[Dataset records]
- - -

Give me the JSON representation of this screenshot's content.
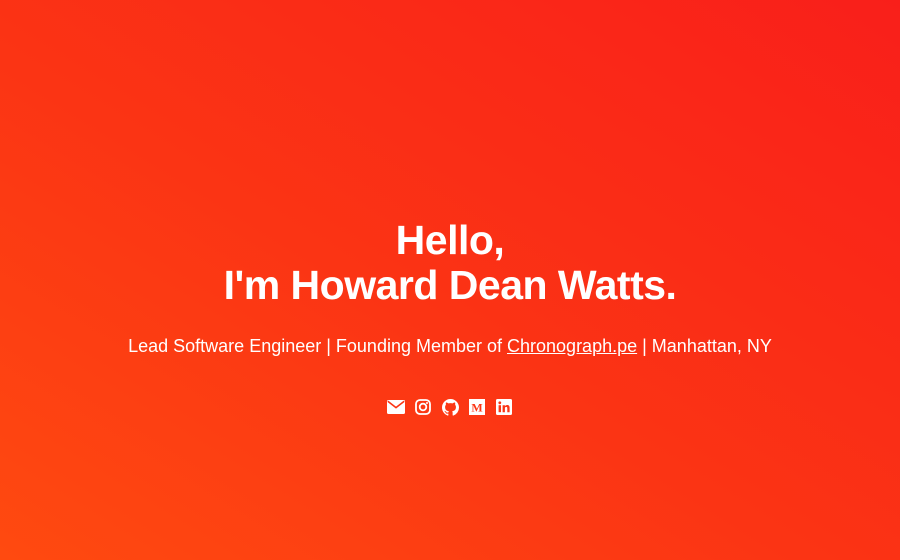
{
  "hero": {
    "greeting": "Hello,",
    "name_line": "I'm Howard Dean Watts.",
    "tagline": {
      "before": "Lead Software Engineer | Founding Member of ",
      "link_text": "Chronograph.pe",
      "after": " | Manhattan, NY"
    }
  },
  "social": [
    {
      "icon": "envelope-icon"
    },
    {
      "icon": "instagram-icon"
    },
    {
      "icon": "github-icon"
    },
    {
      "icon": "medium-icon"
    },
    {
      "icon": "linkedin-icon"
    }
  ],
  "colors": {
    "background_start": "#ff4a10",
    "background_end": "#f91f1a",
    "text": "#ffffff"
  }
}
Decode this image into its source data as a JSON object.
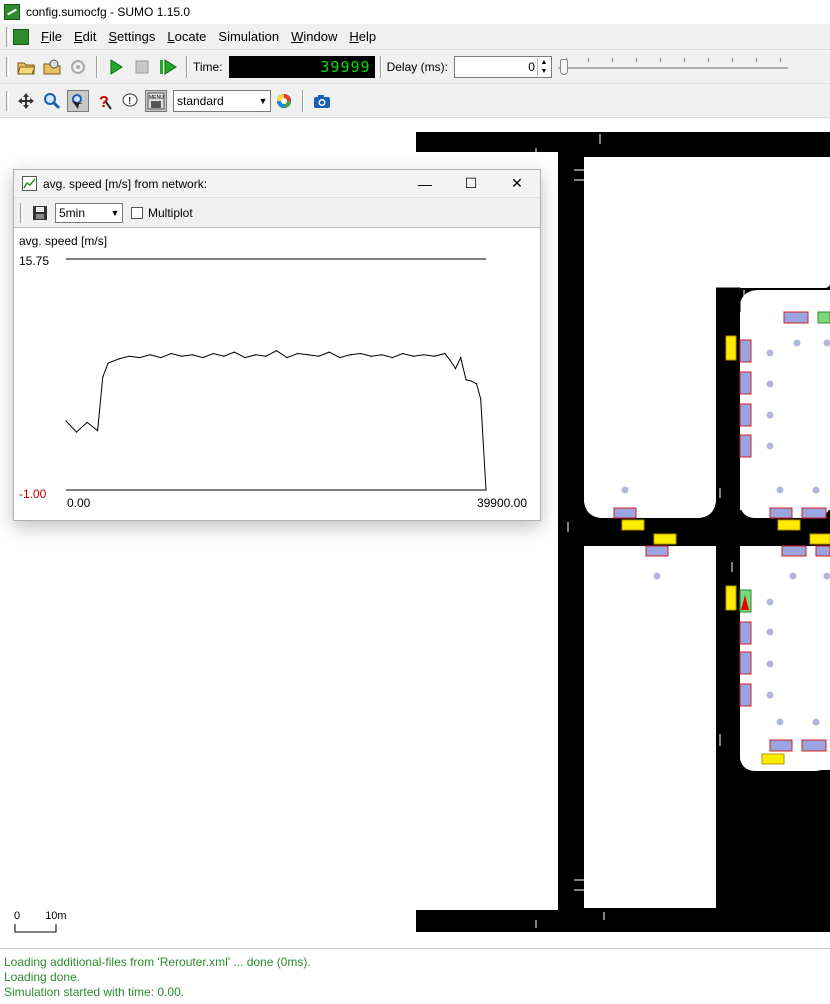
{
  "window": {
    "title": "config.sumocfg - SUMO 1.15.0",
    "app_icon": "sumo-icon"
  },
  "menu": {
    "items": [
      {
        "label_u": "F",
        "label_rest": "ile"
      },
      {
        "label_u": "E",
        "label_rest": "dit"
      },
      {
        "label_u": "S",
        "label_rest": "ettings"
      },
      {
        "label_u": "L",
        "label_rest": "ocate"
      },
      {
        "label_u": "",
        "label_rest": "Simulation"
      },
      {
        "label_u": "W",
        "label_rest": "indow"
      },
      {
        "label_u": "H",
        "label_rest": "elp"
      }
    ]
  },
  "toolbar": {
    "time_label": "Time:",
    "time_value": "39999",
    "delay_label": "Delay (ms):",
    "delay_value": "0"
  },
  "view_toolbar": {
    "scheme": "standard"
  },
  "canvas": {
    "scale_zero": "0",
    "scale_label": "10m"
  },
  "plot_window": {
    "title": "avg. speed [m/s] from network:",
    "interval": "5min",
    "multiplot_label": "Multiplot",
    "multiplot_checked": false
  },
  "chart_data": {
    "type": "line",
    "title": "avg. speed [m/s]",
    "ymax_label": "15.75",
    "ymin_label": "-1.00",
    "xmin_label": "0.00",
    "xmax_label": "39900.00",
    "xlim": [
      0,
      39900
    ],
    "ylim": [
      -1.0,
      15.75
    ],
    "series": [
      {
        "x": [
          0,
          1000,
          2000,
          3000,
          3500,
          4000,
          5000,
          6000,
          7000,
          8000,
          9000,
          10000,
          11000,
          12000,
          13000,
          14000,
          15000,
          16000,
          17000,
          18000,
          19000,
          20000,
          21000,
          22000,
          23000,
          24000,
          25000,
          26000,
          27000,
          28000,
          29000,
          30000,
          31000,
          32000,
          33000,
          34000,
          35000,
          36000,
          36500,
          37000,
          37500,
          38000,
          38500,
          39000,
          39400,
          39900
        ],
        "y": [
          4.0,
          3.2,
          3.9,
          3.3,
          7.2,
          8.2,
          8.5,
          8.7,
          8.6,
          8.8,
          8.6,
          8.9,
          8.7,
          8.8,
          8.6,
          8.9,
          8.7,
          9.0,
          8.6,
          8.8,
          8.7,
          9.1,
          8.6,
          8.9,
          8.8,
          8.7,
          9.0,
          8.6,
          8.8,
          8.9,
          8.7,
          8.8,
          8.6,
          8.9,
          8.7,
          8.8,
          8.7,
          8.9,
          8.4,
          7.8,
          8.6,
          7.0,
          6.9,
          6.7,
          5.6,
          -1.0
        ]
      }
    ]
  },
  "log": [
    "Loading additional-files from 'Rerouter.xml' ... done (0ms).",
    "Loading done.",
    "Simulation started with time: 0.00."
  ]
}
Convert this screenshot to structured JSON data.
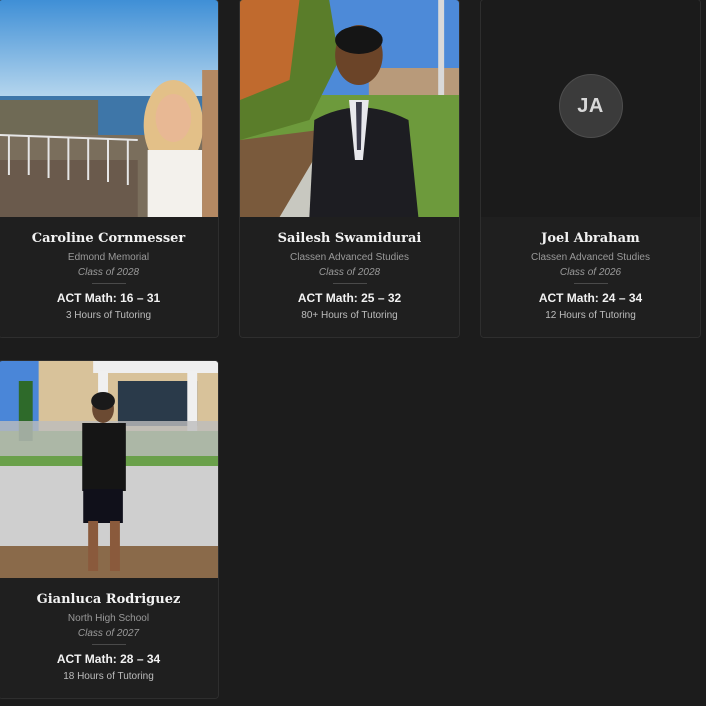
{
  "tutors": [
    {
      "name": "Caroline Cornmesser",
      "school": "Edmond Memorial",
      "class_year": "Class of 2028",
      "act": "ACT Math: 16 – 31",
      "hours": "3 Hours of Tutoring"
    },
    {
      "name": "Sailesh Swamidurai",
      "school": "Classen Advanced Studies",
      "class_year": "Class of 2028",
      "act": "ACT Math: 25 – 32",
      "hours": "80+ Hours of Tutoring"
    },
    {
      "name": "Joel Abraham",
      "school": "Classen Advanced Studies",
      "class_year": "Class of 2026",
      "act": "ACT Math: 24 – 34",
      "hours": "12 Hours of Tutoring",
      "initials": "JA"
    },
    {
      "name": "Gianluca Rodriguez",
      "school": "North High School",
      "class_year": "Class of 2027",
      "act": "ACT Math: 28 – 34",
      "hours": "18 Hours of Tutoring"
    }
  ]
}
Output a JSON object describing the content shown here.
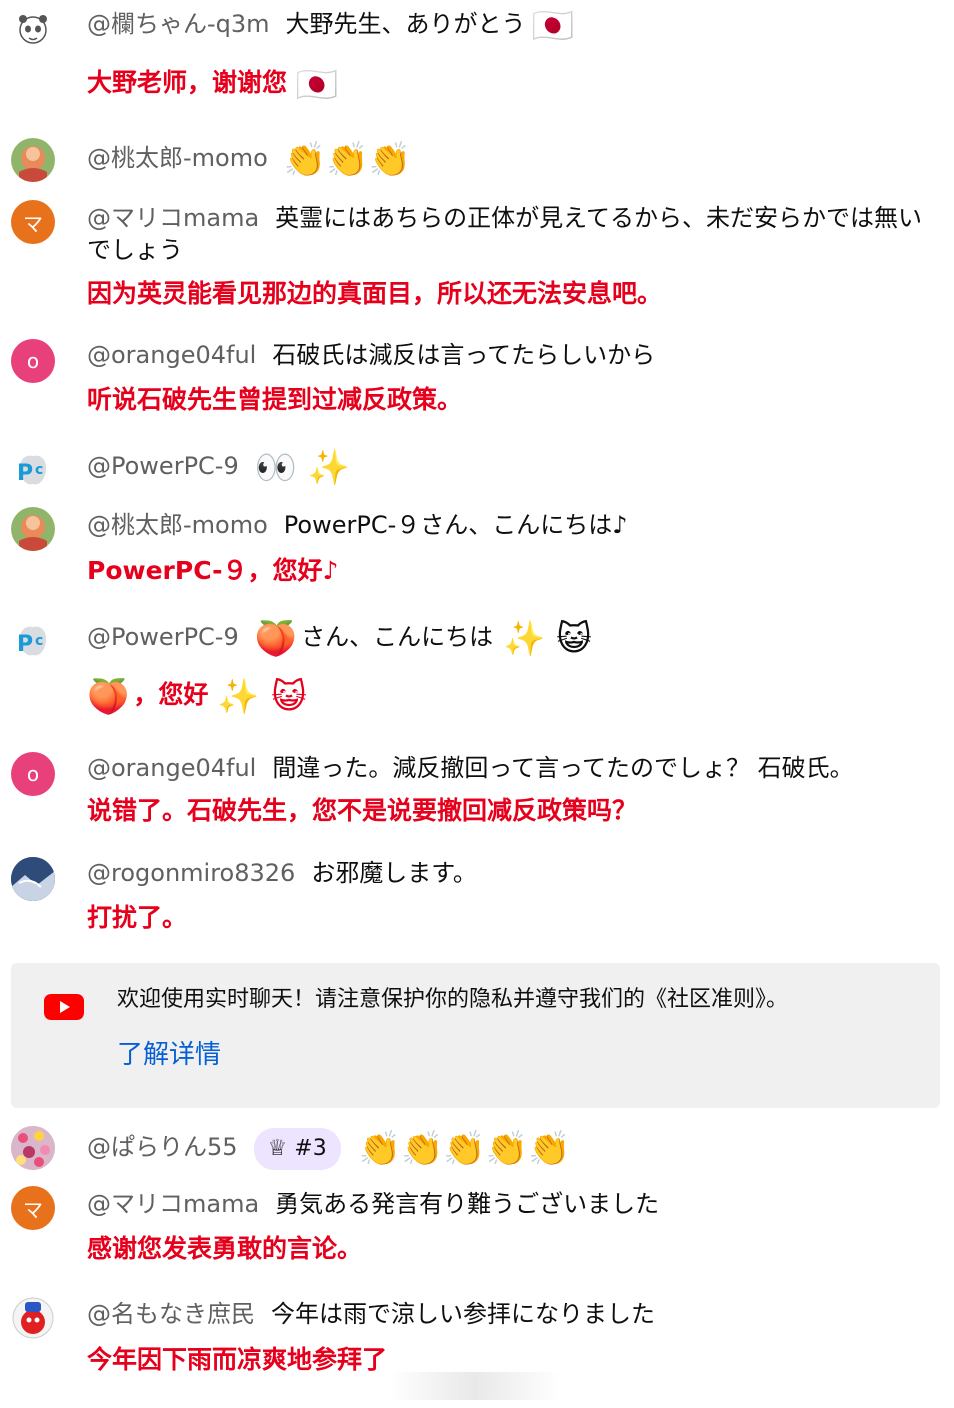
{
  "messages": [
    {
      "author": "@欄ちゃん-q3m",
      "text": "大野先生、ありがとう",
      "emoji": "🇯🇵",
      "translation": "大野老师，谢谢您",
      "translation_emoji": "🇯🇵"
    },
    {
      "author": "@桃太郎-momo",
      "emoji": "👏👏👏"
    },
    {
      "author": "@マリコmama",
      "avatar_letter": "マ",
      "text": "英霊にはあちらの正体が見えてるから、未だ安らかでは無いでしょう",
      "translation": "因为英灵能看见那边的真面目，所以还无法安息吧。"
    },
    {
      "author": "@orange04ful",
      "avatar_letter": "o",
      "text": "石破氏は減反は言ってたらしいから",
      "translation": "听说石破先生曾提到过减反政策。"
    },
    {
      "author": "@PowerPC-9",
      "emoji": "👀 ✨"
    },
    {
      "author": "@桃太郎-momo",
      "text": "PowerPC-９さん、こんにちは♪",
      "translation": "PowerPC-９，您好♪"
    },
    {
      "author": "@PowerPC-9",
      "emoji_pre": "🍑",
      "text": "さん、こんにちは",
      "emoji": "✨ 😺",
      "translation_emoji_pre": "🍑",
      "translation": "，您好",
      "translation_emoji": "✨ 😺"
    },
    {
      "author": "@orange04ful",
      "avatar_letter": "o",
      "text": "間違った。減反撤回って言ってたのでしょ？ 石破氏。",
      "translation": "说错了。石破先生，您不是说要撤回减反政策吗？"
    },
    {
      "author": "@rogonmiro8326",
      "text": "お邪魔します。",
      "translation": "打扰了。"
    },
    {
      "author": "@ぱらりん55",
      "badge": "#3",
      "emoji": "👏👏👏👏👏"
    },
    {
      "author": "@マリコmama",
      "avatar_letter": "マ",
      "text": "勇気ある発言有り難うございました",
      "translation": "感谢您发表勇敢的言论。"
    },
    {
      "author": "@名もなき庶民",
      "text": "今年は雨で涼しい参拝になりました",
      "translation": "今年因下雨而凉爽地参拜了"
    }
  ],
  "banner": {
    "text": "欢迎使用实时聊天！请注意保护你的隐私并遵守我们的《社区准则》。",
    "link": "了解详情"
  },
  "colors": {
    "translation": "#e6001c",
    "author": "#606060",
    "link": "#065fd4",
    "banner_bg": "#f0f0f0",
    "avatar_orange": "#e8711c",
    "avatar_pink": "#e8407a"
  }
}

- - -

Each line in the records above should be reproduced exactly; images are not copied.

■ REPLY:
Give me the JSON representation of this screenshot's content.
{
  "hero": {
    "greeting": "Hello,",
    "name_line": "I'm Howard Dean Watts.",
    "tagline": {
      "before": "Lead Software Engineer | Founding Member of ",
      "link_text": "Chronograph.pe",
      "after": " | Manhattan, NY"
    }
  },
  "social": [
    {
      "icon": "envelope-icon"
    },
    {
      "icon": "instagram-icon"
    },
    {
      "icon": "github-icon"
    },
    {
      "icon": "medium-icon"
    },
    {
      "icon": "linkedin-icon"
    }
  ],
  "colors": {
    "background_start": "#ff4a10",
    "background_end": "#f91f1a",
    "text": "#ffffff"
  }
}
Decode this image into its source data as a JSON object.
{
  "window": {
    "title": "config.sumocfg - SUMO 1.15.0",
    "app_icon": "sumo-icon"
  },
  "menu": {
    "items": [
      {
        "label_u": "F",
        "label_rest": "ile"
      },
      {
        "label_u": "E",
        "label_rest": "dit"
      },
      {
        "label_u": "S",
        "label_rest": "ettings"
      },
      {
        "label_u": "L",
        "label_rest": "ocate"
      },
      {
        "label_u": "",
        "label_rest": "Simulation"
      },
      {
        "label_u": "W",
        "label_rest": "indow"
      },
      {
        "label_u": "H",
        "label_rest": "elp"
      }
    ]
  },
  "toolbar": {
    "time_label": "Time:",
    "time_value": "39999",
    "delay_label": "Delay (ms):",
    "delay_value": "0"
  },
  "view_toolbar": {
    "scheme": "standard"
  },
  "canvas": {
    "scale_zero": "0",
    "scale_label": "10m"
  },
  "plot_window": {
    "title": "avg. speed [m/s] from network:",
    "interval": "5min",
    "multiplot_label": "Multiplot",
    "multiplot_checked": false
  },
  "chart_data": {
    "type": "line",
    "title": "avg. speed [m/s]",
    "ymax_label": "15.75",
    "ymin_label": "-1.00",
    "xmin_label": "0.00",
    "xmax_label": "39900.00",
    "xlim": [
      0,
      39900
    ],
    "ylim": [
      -1.0,
      15.75
    ],
    "series": [
      {
        "x": [
          0,
          1000,
          2000,
          3000,
          3500,
          4000,
          5000,
          6000,
          7000,
          8000,
          9000,
          10000,
          11000,
          12000,
          13000,
          14000,
          15000,
          16000,
          17000,
          18000,
          19000,
          20000,
          21000,
          22000,
          23000,
          24000,
          25000,
          26000,
          27000,
          28000,
          29000,
          30000,
          31000,
          32000,
          33000,
          34000,
          35000,
          36000,
          36500,
          37000,
          37500,
          38000,
          38500,
          39000,
          39400,
          39900
        ],
        "y": [
          4.0,
          3.2,
          3.9,
          3.3,
          7.2,
          8.2,
          8.5,
          8.7,
          8.6,
          8.8,
          8.6,
          8.9,
          8.7,
          8.8,
          8.6,
          8.9,
          8.7,
          9.0,
          8.6,
          8.8,
          8.7,
          9.1,
          8.6,
          8.9,
          8.8,
          8.7,
          9.0,
          8.6,
          8.8,
          8.9,
          8.7,
          8.8,
          8.6,
          8.9,
          8.7,
          8.8,
          8.7,
          8.9,
          8.4,
          7.8,
          8.6,
          7.0,
          6.9,
          6.7,
          5.6,
          -1.0
        ]
      }
    ]
  },
  "log": [
    "Loading additional-files from 'Rerouter.xml' ... done (0ms).",
    "Loading done.",
    "Simulation started with time: 0.00."
  ]
}
Convert this screenshot to structured JSON data.
{
  "tutors": [
    {
      "name": "Caroline Cornmesser",
      "school": "Edmond Memorial",
      "class_year": "Class of 2028",
      "act": "ACT Math: 16 – 31",
      "hours": "3 Hours of Tutoring"
    },
    {
      "name": "Sailesh Swamidurai",
      "school": "Classen Advanced Studies",
      "class_year": "Class of 2028",
      "act": "ACT Math: 25 – 32",
      "hours": "80+ Hours of Tutoring"
    },
    {
      "name": "Joel Abraham",
      "school": "Classen Advanced Studies",
      "class_year": "Class of 2026",
      "act": "ACT Math: 24 – 34",
      "hours": "12 Hours of Tutoring",
      "initials": "JA"
    },
    {
      "name": "Gianluca Rodriguez",
      "school": "North High School",
      "class_year": "Class of 2027",
      "act": "ACT Math: 28 – 34",
      "hours": "18 Hours of Tutoring"
    }
  ]
}
Output a JSON object describing the content shown here.
{
  "messages": [
    {
      "author": "@欄ちゃん-q3m",
      "text": "大野先生、ありがとう",
      "emoji": "🇯🇵",
      "translation": "大野老师，谢谢您",
      "translation_emoji": "🇯🇵"
    },
    {
      "author": "@桃太郎-momo",
      "emoji": "👏👏👏"
    },
    {
      "author": "@マリコmama",
      "avatar_letter": "マ",
      "text": "英霊にはあちらの正体が見えてるから、未だ安らかでは無いでしょう",
      "translation": "因为英灵能看见那边的真面目，所以还无法安息吧。"
    },
    {
      "author": "@orange04ful",
      "avatar_letter": "o",
      "text": "石破氏は減反は言ってたらしいから",
      "translation": "听说石破先生曾提到过减反政策。"
    },
    {
      "author": "@PowerPC-9",
      "emoji": "👀 ✨"
    },
    {
      "author": "@桃太郎-momo",
      "text": "PowerPC-９さん、こんにちは♪",
      "translation": "PowerPC-９，您好♪"
    },
    {
      "author": "@PowerPC-9",
      "emoji_pre": "🍑",
      "text": "さん、こんにちは",
      "emoji": "✨ 😺",
      "translation_emoji_pre": "🍑",
      "translation": "，您好",
      "translation_emoji": "✨ 😺"
    },
    {
      "author": "@orange04ful",
      "avatar_letter": "o",
      "text": "間違った。減反撤回って言ってたのでしょ？ 石破氏。",
      "translation": "说错了。石破先生，您不是说要撤回减反政策吗？"
    },
    {
      "author": "@rogonmiro8326",
      "text": "お邪魔します。",
      "translation": "打扰了。"
    },
    {
      "author": "@ぱらりん55",
      "badge": "#3",
      "emoji": "👏👏👏👏👏"
    },
    {
      "author": "@マリコmama",
      "avatar_letter": "マ",
      "text": "勇気ある発言有り難うございました",
      "translation": "感谢您发表勇敢的言论。"
    },
    {
      "author": "@名もなき庶民",
      "text": "今年は雨で涼しい参拝になりました",
      "translation": "今年因下雨而凉爽地参拜了"
    }
  ],
  "banner": {
    "text": "欢迎使用实时聊天！请注意保护你的隐私并遵守我们的《社区准则》。",
    "link": "了解详情"
  },
  "colors": {
    "translation": "#e6001c",
    "author": "#606060",
    "link": "#065fd4",
    "banner_bg": "#f0f0f0",
    "avatar_orange": "#e8711c",
    "avatar_pink": "#e8407a"
  }
}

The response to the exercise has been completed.